--- BEGIN ---

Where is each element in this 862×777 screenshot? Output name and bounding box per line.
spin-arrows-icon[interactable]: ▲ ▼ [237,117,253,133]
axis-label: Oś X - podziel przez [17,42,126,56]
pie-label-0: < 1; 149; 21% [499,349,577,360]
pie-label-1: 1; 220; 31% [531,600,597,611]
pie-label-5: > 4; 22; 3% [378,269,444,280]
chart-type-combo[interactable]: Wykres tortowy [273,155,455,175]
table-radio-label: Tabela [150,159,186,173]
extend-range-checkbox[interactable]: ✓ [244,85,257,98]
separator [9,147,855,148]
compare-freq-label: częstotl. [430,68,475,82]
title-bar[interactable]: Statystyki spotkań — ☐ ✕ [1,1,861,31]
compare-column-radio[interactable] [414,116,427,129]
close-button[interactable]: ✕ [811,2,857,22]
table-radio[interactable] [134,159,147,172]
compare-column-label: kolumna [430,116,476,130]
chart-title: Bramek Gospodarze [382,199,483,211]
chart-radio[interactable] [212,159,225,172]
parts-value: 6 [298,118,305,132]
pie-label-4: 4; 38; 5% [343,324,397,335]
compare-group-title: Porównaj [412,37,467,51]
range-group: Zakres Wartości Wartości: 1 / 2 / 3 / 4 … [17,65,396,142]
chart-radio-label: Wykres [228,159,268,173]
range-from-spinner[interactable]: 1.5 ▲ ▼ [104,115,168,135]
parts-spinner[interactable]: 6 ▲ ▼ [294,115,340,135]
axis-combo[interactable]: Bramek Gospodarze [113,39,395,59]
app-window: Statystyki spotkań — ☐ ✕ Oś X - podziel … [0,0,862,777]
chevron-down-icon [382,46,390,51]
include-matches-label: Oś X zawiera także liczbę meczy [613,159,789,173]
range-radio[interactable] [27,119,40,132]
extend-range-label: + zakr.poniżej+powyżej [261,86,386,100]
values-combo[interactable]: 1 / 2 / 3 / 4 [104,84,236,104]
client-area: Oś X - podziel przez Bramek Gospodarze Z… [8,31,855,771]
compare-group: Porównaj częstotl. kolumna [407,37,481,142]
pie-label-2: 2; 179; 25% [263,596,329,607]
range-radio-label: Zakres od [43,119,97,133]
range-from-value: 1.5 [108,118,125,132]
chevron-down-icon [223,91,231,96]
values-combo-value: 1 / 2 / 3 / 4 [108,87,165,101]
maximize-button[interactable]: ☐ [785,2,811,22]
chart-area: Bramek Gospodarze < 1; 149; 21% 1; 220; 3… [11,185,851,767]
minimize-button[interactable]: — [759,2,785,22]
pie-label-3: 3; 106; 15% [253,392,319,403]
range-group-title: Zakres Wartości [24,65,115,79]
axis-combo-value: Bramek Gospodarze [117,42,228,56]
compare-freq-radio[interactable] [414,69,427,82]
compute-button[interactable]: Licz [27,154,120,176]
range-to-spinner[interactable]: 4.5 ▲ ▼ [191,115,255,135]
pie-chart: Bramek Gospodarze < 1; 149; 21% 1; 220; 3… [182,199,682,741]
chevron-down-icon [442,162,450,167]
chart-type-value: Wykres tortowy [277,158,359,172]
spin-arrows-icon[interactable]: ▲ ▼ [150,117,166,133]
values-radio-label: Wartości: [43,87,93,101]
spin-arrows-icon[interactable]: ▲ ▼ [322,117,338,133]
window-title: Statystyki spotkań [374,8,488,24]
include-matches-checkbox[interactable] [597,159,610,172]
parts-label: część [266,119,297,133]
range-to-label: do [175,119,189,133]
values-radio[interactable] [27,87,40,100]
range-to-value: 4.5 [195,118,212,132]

--- END ---

▶ Description of the task
Quote the data from its first line up to and including the line that contains "values-combo[interactable]: 1 /", copying each line unchanged.

▶ Response to the exercise
Where is each element in this 862×777 screenshot? Output name and bounding box per line.
spin-arrows-icon[interactable]: ▲ ▼ [237,117,253,133]
axis-label: Oś X - podziel przez [17,42,126,56]
pie-label-0: < 1; 149; 21% [499,349,577,360]
pie-label-1: 1; 220; 31% [531,600,597,611]
pie-label-5: > 4; 22; 3% [378,269,444,280]
chart-type-combo[interactable]: Wykres tortowy [273,155,455,175]
table-radio-label: Tabela [150,159,186,173]
extend-range-checkbox[interactable]: ✓ [244,85,257,98]
separator [9,147,855,148]
compare-freq-label: częstotl. [430,68,475,82]
title-bar[interactable]: Statystyki spotkań — ☐ ✕ [1,1,861,31]
compare-column-radio[interactable] [414,116,427,129]
close-button[interactable]: ✕ [811,2,857,22]
table-radio[interactable] [134,159,147,172]
compare-column-label: kolumna [430,116,476,130]
chart-title: Bramek Gospodarze [382,199,483,211]
chart-radio[interactable] [212,159,225,172]
parts-value: 6 [298,118,305,132]
pie-label-4: 4; 38; 5% [343,324,397,335]
compare-group-title: Porównaj [412,37,467,51]
range-group: Zakres Wartości Wartości: 1 / 2 / 3 / 4 … [17,65,396,142]
chart-radio-label: Wykres [228,159,268,173]
range-from-spinner[interactable]: 1.5 ▲ ▼ [104,115,168,135]
parts-spinner[interactable]: 6 ▲ ▼ [294,115,340,135]
axis-combo[interactable]: Bramek Gospodarze [113,39,395,59]
app-window: Statystyki spotkań — ☐ ✕ Oś X - podziel … [0,0,862,777]
chevron-down-icon [382,46,390,51]
include-matches-label: Oś X zawiera także liczbę meczy [613,159,789,173]
range-radio[interactable] [27,119,40,132]
extend-range-label: + zakr.poniżej+powyżej [261,86,386,100]
values-combo[interactable]: 1 / 2 / 3 / 4 [104,84,236,104]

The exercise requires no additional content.